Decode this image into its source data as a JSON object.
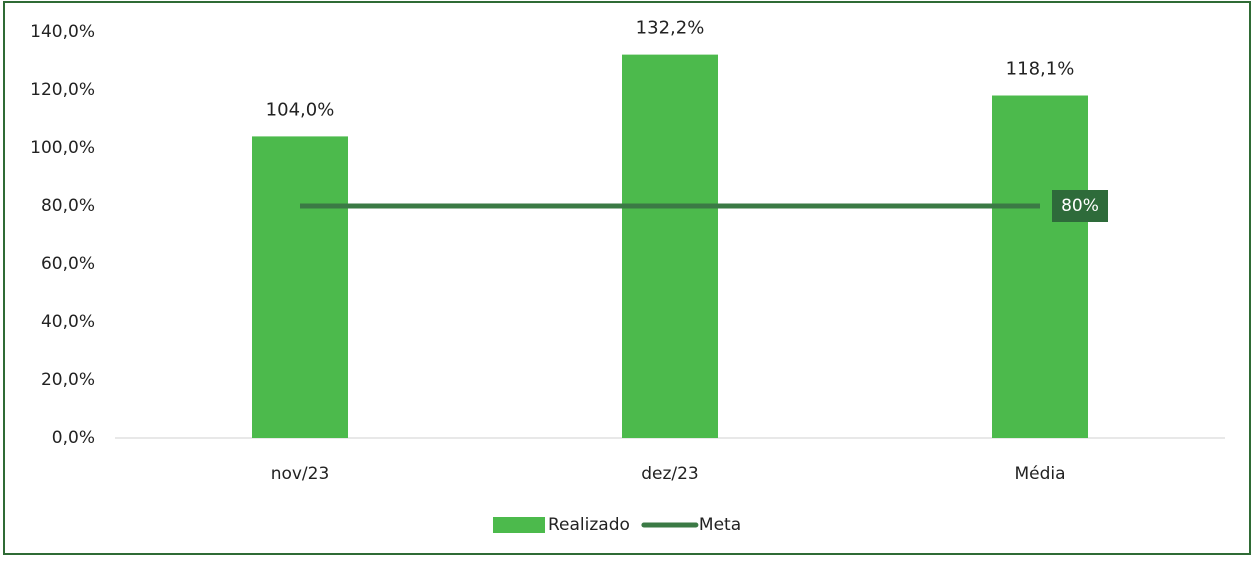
{
  "chart_data": {
    "type": "bar",
    "categories": [
      "nov/23",
      "dez/23",
      "Média"
    ],
    "series": [
      {
        "name": "Realizado",
        "type": "bar",
        "color": "#4cba4c",
        "values": [
          104.0,
          132.2,
          118.1
        ],
        "value_labels": [
          "104,0%",
          "132,2%",
          "118,1%"
        ]
      },
      {
        "name": "Meta",
        "type": "line",
        "color": "#3b7a45",
        "values": [
          80,
          80,
          80
        ],
        "value_labels": [
          null,
          null,
          "80%"
        ]
      }
    ],
    "ylim": [
      0,
      140
    ],
    "yticks": [
      {
        "value": 0,
        "label": "0,0%"
      },
      {
        "value": 20,
        "label": "20,0%"
      },
      {
        "value": 40,
        "label": "40,0%"
      },
      {
        "value": 60,
        "label": "60,0%"
      },
      {
        "value": 80,
        "label": "80,0%"
      },
      {
        "value": 100,
        "label": "100,0%"
      },
      {
        "value": 120,
        "label": "120,0%"
      },
      {
        "value": 140,
        "label": "140,0%"
      }
    ],
    "legend": "bottom"
  }
}
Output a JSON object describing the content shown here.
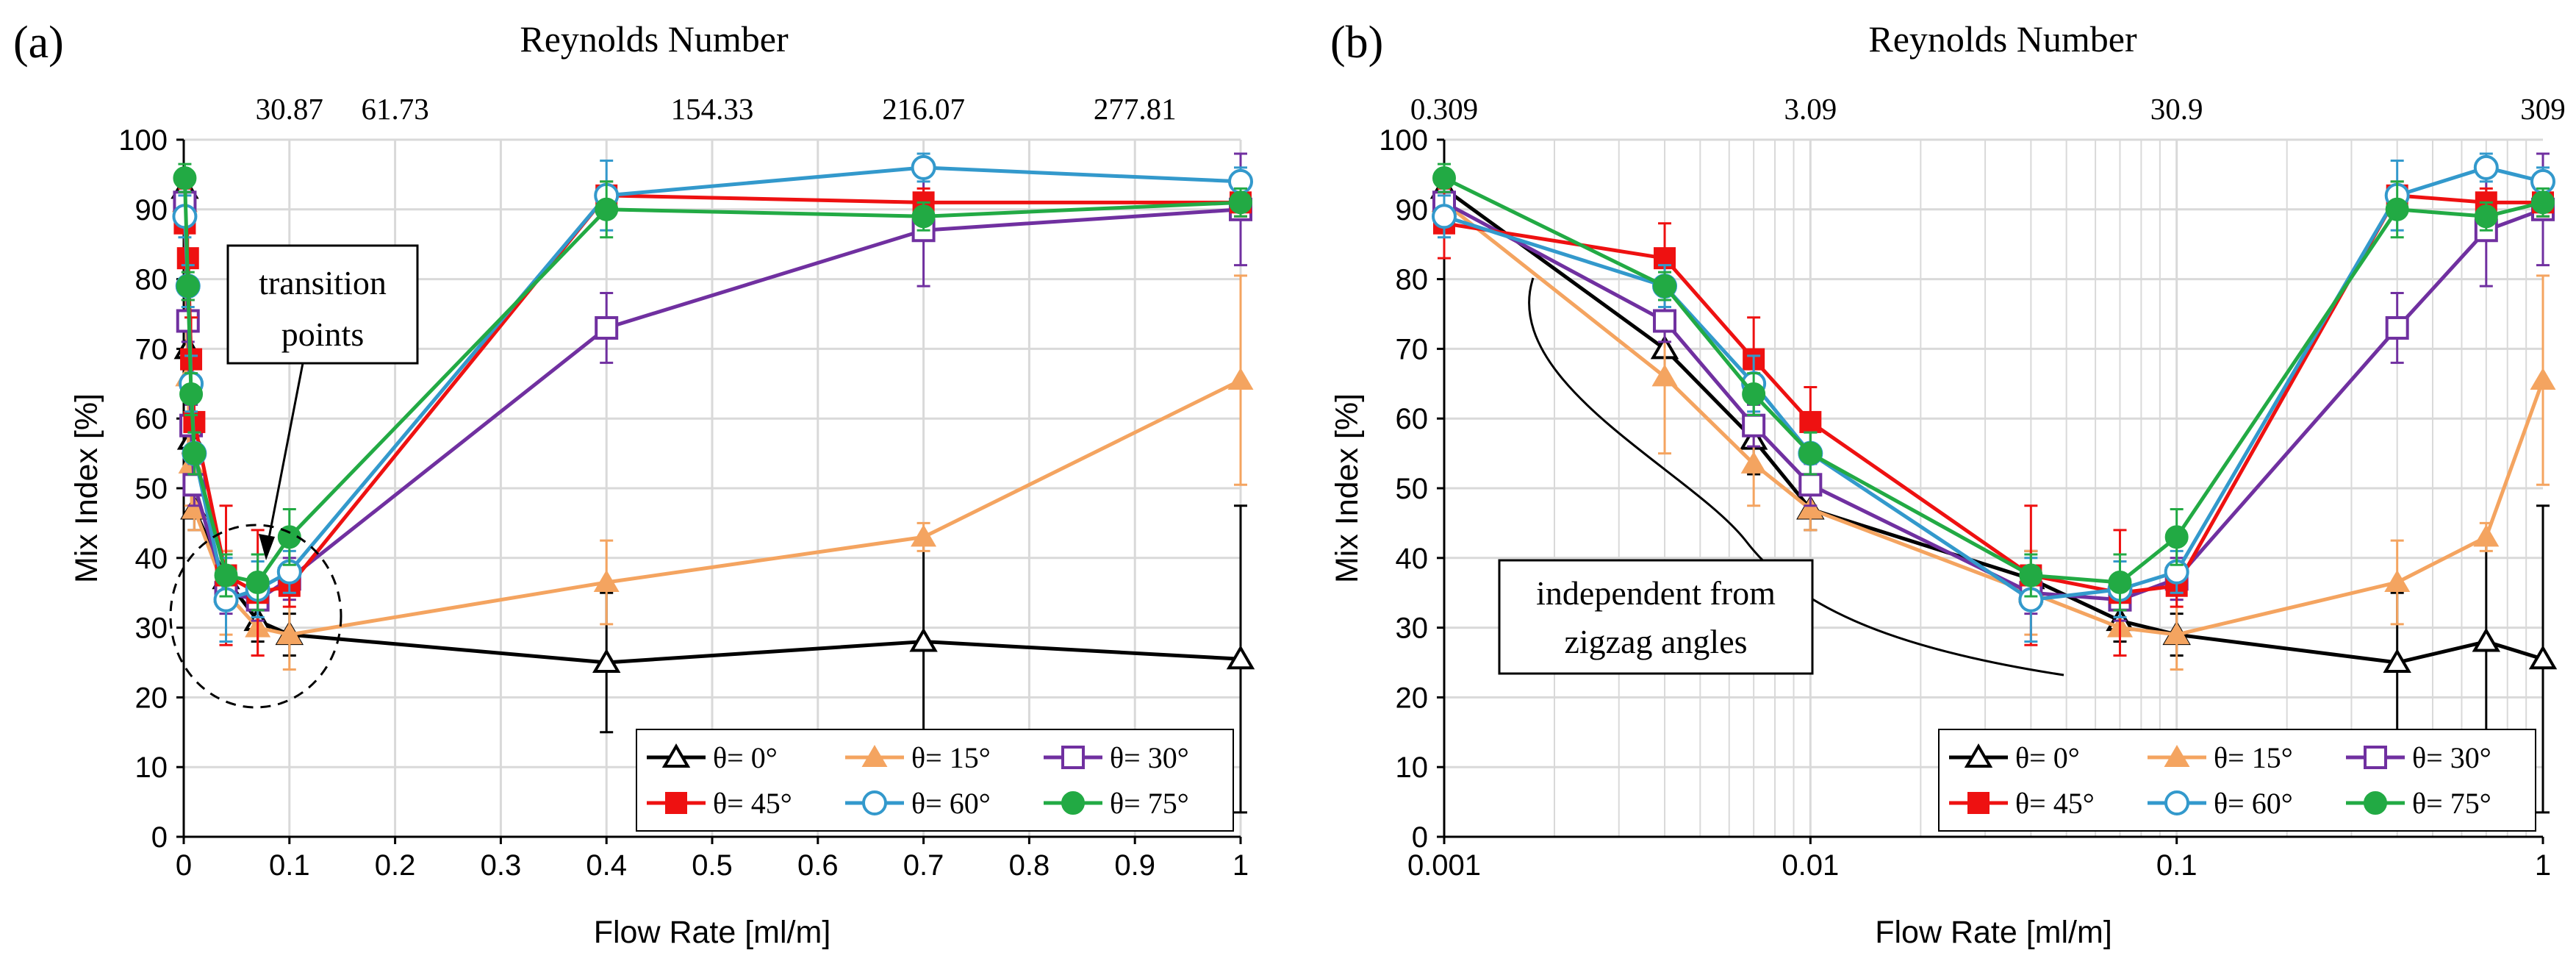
{
  "chart_data": [
    {
      "panel": "(a)",
      "type": "line",
      "x_scale": "linear",
      "xlabel": "Flow Rate [ml/m]",
      "ylabel": "Mix Index [%]",
      "xlim": [
        0,
        1
      ],
      "ylim": [
        0,
        100
      ],
      "x_ticks": [
        0,
        0.1,
        0.2,
        0.3,
        0.4,
        0.5,
        0.6,
        0.7,
        0.8,
        0.9,
        1
      ],
      "x_tick_labels": [
        "0",
        "0.1",
        "0.2",
        "0.3",
        "0.4",
        "0.5",
        "0.6",
        "0.7",
        "0.8",
        "0.9",
        "1"
      ],
      "y_ticks": [
        0,
        10,
        20,
        30,
        40,
        50,
        60,
        70,
        80,
        90,
        100
      ],
      "top_axis_title": "Reynolds Number",
      "top_axis": [
        {
          "x": 0.1,
          "label": "30.87"
        },
        {
          "x": 0.2,
          "label": "61.73"
        },
        {
          "x": 0.5,
          "label": "154.33"
        },
        {
          "x": 0.7,
          "label": "216.07"
        },
        {
          "x": 0.9,
          "label": "277.81"
        }
      ],
      "x": [
        0.001,
        0.004,
        0.007,
        0.01,
        0.04,
        0.07,
        0.1,
        0.4,
        0.7,
        1
      ],
      "series": [
        {
          "name": "θ= 0°",
          "color": "#000000",
          "marker": "triangle-open",
          "values": [
            93,
            70,
            57,
            47,
            37,
            31,
            29,
            25,
            28,
            25.5
          ],
          "errors": [
            2,
            5,
            5,
            3,
            4,
            3,
            3,
            10,
            14,
            22
          ]
        },
        {
          "name": "θ= 15°",
          "color": "#F4A460",
          "marker": "triangle-filled",
          "values": [
            91,
            66,
            53.5,
            47,
            35,
            30,
            29,
            36.5,
            43,
            65.5
          ],
          "errors": [
            3,
            11,
            6,
            3,
            6,
            4,
            5,
            6,
            2,
            15
          ]
        },
        {
          "name": "θ= 30°",
          "color": "#7030A0",
          "marker": "square-open",
          "values": [
            91,
            74,
            59,
            50.5,
            35,
            34,
            37,
            73,
            87,
            90
          ],
          "errors": [
            2,
            3,
            3,
            3,
            3,
            3,
            3,
            5,
            8,
            8
          ]
        },
        {
          "name": "θ= 45°",
          "color": "#EE1111",
          "marker": "square-filled",
          "values": [
            88,
            83,
            68.5,
            59.5,
            37.5,
            35,
            36,
            92,
            91,
            91
          ],
          "errors": [
            5,
            5,
            6,
            5,
            10,
            9,
            3,
            2,
            2,
            2
          ]
        },
        {
          "name": "θ= 60°",
          "color": "#3399CC",
          "marker": "circle-open",
          "values": [
            89,
            79,
            65,
            55,
            34,
            35.5,
            38,
            92,
            96,
            94
          ],
          "errors": [
            3,
            3,
            4,
            3,
            6,
            4,
            3,
            5,
            2,
            2
          ]
        },
        {
          "name": "θ= 75°",
          "color": "#22AA44",
          "marker": "circle-filled",
          "values": [
            94.5,
            79,
            63.5,
            55,
            37.5,
            36.5,
            43,
            90,
            89,
            91
          ],
          "errors": [
            2,
            2,
            3,
            3,
            3,
            4,
            4,
            4,
            2,
            2
          ]
        }
      ],
      "annotation": {
        "lines": [
          "transition",
          "points"
        ]
      }
    },
    {
      "panel": "(b)",
      "type": "line",
      "x_scale": "log",
      "xlabel": "Flow Rate [ml/m]",
      "ylabel": "Mix Index [%]",
      "xlim": [
        0.001,
        1
      ],
      "ylim": [
        0,
        100
      ],
      "x_ticks": [
        0.001,
        0.01,
        0.1,
        1
      ],
      "x_tick_labels": [
        "0.001",
        "0.01",
        "0.1",
        "1"
      ],
      "y_ticks": [
        0,
        10,
        20,
        30,
        40,
        50,
        60,
        70,
        80,
        90,
        100
      ],
      "top_axis_title": "Reynolds Number",
      "top_axis": [
        {
          "x": 0.001,
          "label": "0.309"
        },
        {
          "x": 0.01,
          "label": "3.09"
        },
        {
          "x": 0.1,
          "label": "30.9"
        },
        {
          "x": 1,
          "label": "309"
        }
      ],
      "x": [
        0.001,
        0.004,
        0.007,
        0.01,
        0.04,
        0.07,
        0.1,
        0.4,
        0.7,
        1
      ],
      "series": [
        {
          "name": "θ= 0°",
          "color": "#000000",
          "marker": "triangle-open",
          "values": [
            93,
            70,
            57,
            47,
            37,
            31,
            29,
            25,
            28,
            25.5
          ],
          "errors": [
            2,
            5,
            5,
            3,
            4,
            3,
            3,
            10,
            14,
            22
          ]
        },
        {
          "name": "θ= 15°",
          "color": "#F4A460",
          "marker": "triangle-filled",
          "values": [
            91,
            66,
            53.5,
            47,
            35,
            30,
            29,
            36.5,
            43,
            65.5
          ],
          "errors": [
            3,
            11,
            6,
            3,
            6,
            4,
            5,
            6,
            2,
            15
          ]
        },
        {
          "name": "θ= 30°",
          "color": "#7030A0",
          "marker": "square-open",
          "values": [
            91,
            74,
            59,
            50.5,
            35,
            34,
            37,
            73,
            87,
            90
          ],
          "errors": [
            2,
            3,
            3,
            3,
            3,
            3,
            3,
            5,
            8,
            8
          ]
        },
        {
          "name": "θ= 45°",
          "color": "#EE1111",
          "marker": "square-filled",
          "values": [
            88,
            83,
            68.5,
            59.5,
            37.5,
            35,
            36,
            92,
            91,
            91
          ],
          "errors": [
            5,
            5,
            6,
            5,
            10,
            9,
            3,
            2,
            2,
            2
          ]
        },
        {
          "name": "θ= 60°",
          "color": "#3399CC",
          "marker": "circle-open",
          "values": [
            89,
            79,
            65,
            55,
            34,
            35.5,
            38,
            92,
            96,
            94
          ],
          "errors": [
            3,
            3,
            4,
            3,
            6,
            4,
            3,
            5,
            2,
            2
          ]
        },
        {
          "name": "θ= 75°",
          "color": "#22AA44",
          "marker": "circle-filled",
          "values": [
            94.5,
            79,
            63.5,
            55,
            37.5,
            36.5,
            43,
            90,
            89,
            91
          ],
          "errors": [
            2,
            2,
            3,
            3,
            3,
            4,
            4,
            4,
            2,
            2
          ]
        }
      ],
      "annotation": {
        "lines": [
          "independent from",
          "zigzag angles"
        ]
      }
    }
  ]
}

◆ Exercise ◆
Please transcribe the material above exactly as written. Leave the pictures out.

◆ In response ◆
Decode this image into its source data as a JSON object.
{
  "chart_data": {
    "type": "bar",
    "categories": [
      "nov/23",
      "dez/23",
      "Média"
    ],
    "series": [
      {
        "name": "Realizado",
        "type": "bar",
        "color": "#4cba4c",
        "values": [
          104.0,
          132.2,
          118.1
        ],
        "value_labels": [
          "104,0%",
          "132,2%",
          "118,1%"
        ]
      },
      {
        "name": "Meta",
        "type": "line",
        "color": "#3b7a45",
        "values": [
          80,
          80,
          80
        ],
        "value_labels": [
          null,
          null,
          "80%"
        ]
      }
    ],
    "ylim": [
      0,
      140
    ],
    "yticks": [
      {
        "value": 0,
        "label": "0,0%"
      },
      {
        "value": 20,
        "label": "20,0%"
      },
      {
        "value": 40,
        "label": "40,0%"
      },
      {
        "value": 60,
        "label": "60,0%"
      },
      {
        "value": 80,
        "label": "80,0%"
      },
      {
        "value": 100,
        "label": "100,0%"
      },
      {
        "value": 120,
        "label": "120,0%"
      },
      {
        "value": 140,
        "label": "140,0%"
      }
    ],
    "legend": "bottom"
  }
}
Output a JSON object describing the content shown here.
{
  "chart_data": [
    {
      "panel": "(a)",
      "type": "line",
      "x_scale": "linear",
      "xlabel": "Flow Rate [ml/m]",
      "ylabel": "Mix Index [%]",
      "xlim": [
        0,
        1
      ],
      "ylim": [
        0,
        100
      ],
      "x_ticks": [
        0,
        0.1,
        0.2,
        0.3,
        0.4,
        0.5,
        0.6,
        0.7,
        0.8,
        0.9,
        1
      ],
      "x_tick_labels": [
        "0",
        "0.1",
        "0.2",
        "0.3",
        "0.4",
        "0.5",
        "0.6",
        "0.7",
        "0.8",
        "0.9",
        "1"
      ],
      "y_ticks": [
        0,
        10,
        20,
        30,
        40,
        50,
        60,
        70,
        80,
        90,
        100
      ],
      "top_axis_title": "Reynolds Number",
      "top_axis": [
        {
          "x": 0.1,
          "label": "30.87"
        },
        {
          "x": 0.2,
          "label": "61.73"
        },
        {
          "x": 0.5,
          "label": "154.33"
        },
        {
          "x": 0.7,
          "label": "216.07"
        },
        {
          "x": 0.9,
          "label": "277.81"
        }
      ],
      "x": [
        0.001,
        0.004,
        0.007,
        0.01,
        0.04,
        0.07,
        0.1,
        0.4,
        0.7,
        1
      ],
      "series": [
        {
          "name": "θ= 0°",
          "color": "#000000",
          "marker": "triangle-open",
          "values": [
            93,
            70,
            57,
            47,
            37,
            31,
            29,
            25,
            28,
            25.5
          ],
          "errors": [
            2,
            5,
            5,
            3,
            4,
            3,
            3,
            10,
            14,
            22
          ]
        },
        {
          "name": "θ= 15°",
          "color": "#F4A460",
          "marker": "triangle-filled",
          "values": [
            91,
            66,
            53.5,
            47,
            35,
            30,
            29,
            36.5,
            43,
            65.5
          ],
          "errors": [
            3,
            11,
            6,
            3,
            6,
            4,
            5,
            6,
            2,
            15
          ]
        },
        {
          "name": "θ= 30°",
          "color": "#7030A0",
          "marker": "square-open",
          "values": [
            91,
            74,
            59,
            50.5,
            35,
            34,
            37,
            73,
            87,
            90
          ],
          "errors": [
            2,
            3,
            3,
            3,
            3,
            3,
            3,
            5,
            8,
            8
          ]
        },
        {
          "name": "θ= 45°",
          "color": "#EE1111",
          "marker": "square-filled",
          "values": [
            88,
            83,
            68.5,
            59.5,
            37.5,
            35,
            36,
            92,
            91,
            91
          ],
          "errors": [
            5,
            5,
            6,
            5,
            10,
            9,
            3,
            2,
            2,
            2
          ]
        },
        {
          "name": "θ= 60°",
          "color": "#3399CC",
          "marker": "circle-open",
          "values": [
            89,
            79,
            65,
            55,
            34,
            35.5,
            38,
            92,
            96,
            94
          ],
          "errors": [
            3,
            3,
            4,
            3,
            6,
            4,
            3,
            5,
            2,
            2
          ]
        },
        {
          "name": "θ= 75°",
          "color": "#22AA44",
          "marker": "circle-filled",
          "values": [
            94.5,
            79,
            63.5,
            55,
            37.5,
            36.5,
            43,
            90,
            89,
            91
          ],
          "errors": [
            2,
            2,
            3,
            3,
            3,
            4,
            4,
            4,
            2,
            2
          ]
        }
      ],
      "annotation": {
        "lines": [
          "transition",
          "points"
        ]
      }
    },
    {
      "panel": "(b)",
      "type": "line",
      "x_scale": "log",
      "xlabel": "Flow Rate [ml/m]",
      "ylabel": "Mix Index [%]",
      "xlim": [
        0.001,
        1
      ],
      "ylim": [
        0,
        100
      ],
      "x_ticks": [
        0.001,
        0.01,
        0.1,
        1
      ],
      "x_tick_labels": [
        "0.001",
        "0.01",
        "0.1",
        "1"
      ],
      "y_ticks": [
        0,
        10,
        20,
        30,
        40,
        50,
        60,
        70,
        80,
        90,
        100
      ],
      "top_axis_title": "Reynolds Number",
      "top_axis": [
        {
          "x": 0.001,
          "label": "0.309"
        },
        {
          "x": 0.01,
          "label": "3.09"
        },
        {
          "x": 0.1,
          "label": "30.9"
        },
        {
          "x": 1,
          "label": "309"
        }
      ],
      "x": [
        0.001,
        0.004,
        0.007,
        0.01,
        0.04,
        0.07,
        0.1,
        0.4,
        0.7,
        1
      ],
      "series": [
        {
          "name": "θ= 0°",
          "color": "#000000",
          "marker": "triangle-open",
          "values": [
            93,
            70,
            57,
            47,
            37,
            31,
            29,
            25,
            28,
            25.5
          ],
          "errors": [
            2,
            5,
            5,
            3,
            4,
            3,
            3,
            10,
            14,
            22
          ]
        },
        {
          "name": "θ= 15°",
          "color": "#F4A460",
          "marker": "triangle-filled",
          "values": [
            91,
            66,
            53.5,
            47,
            35,
            30,
            29,
            36.5,
            43,
            65.5
          ],
          "errors": [
            3,
            11,
            6,
            3,
            6,
            4,
            5,
            6,
            2,
            15
          ]
        },
        {
          "name": "θ= 30°",
          "color": "#7030A0",
          "marker": "square-open",
          "values": [
            91,
            74,
            59,
            50.5,
            35,
            34,
            37,
            73,
            87,
            90
          ],
          "errors": [
            2,
            3,
            3,
            3,
            3,
            3,
            3,
            5,
            8,
            8
          ]
        },
        {
          "name": "θ= 45°",
          "color": "#EE1111",
          "marker": "square-filled",
          "values": [
            88,
            83,
            68.5,
            59.5,
            37.5,
            35,
            36,
            92,
            91,
            91
          ],
          "errors": [
            5,
            5,
            6,
            5,
            10,
            9,
            3,
            2,
            2,
            2
          ]
        },
        {
          "name": "θ= 60°",
          "color": "#3399CC",
          "marker": "circle-open",
          "values": [
            89,
            79,
            65,
            55,
            34,
            35.5,
            38,
            92,
            96,
            94
          ],
          "errors": [
            3,
            3,
            4,
            3,
            6,
            4,
            3,
            5,
            2,
            2
          ]
        },
        {
          "name": "θ= 75°",
          "color": "#22AA44",
          "marker": "circle-filled",
          "values": [
            94.5,
            79,
            63.5,
            55,
            37.5,
            36.5,
            43,
            90,
            89,
            91
          ],
          "errors": [
            2,
            2,
            3,
            3,
            3,
            4,
            4,
            4,
            2,
            2
          ]
        }
      ],
      "annotation": {
        "lines": [
          "independent from",
          "zigzag angles"
        ]
      }
    }
  ]
}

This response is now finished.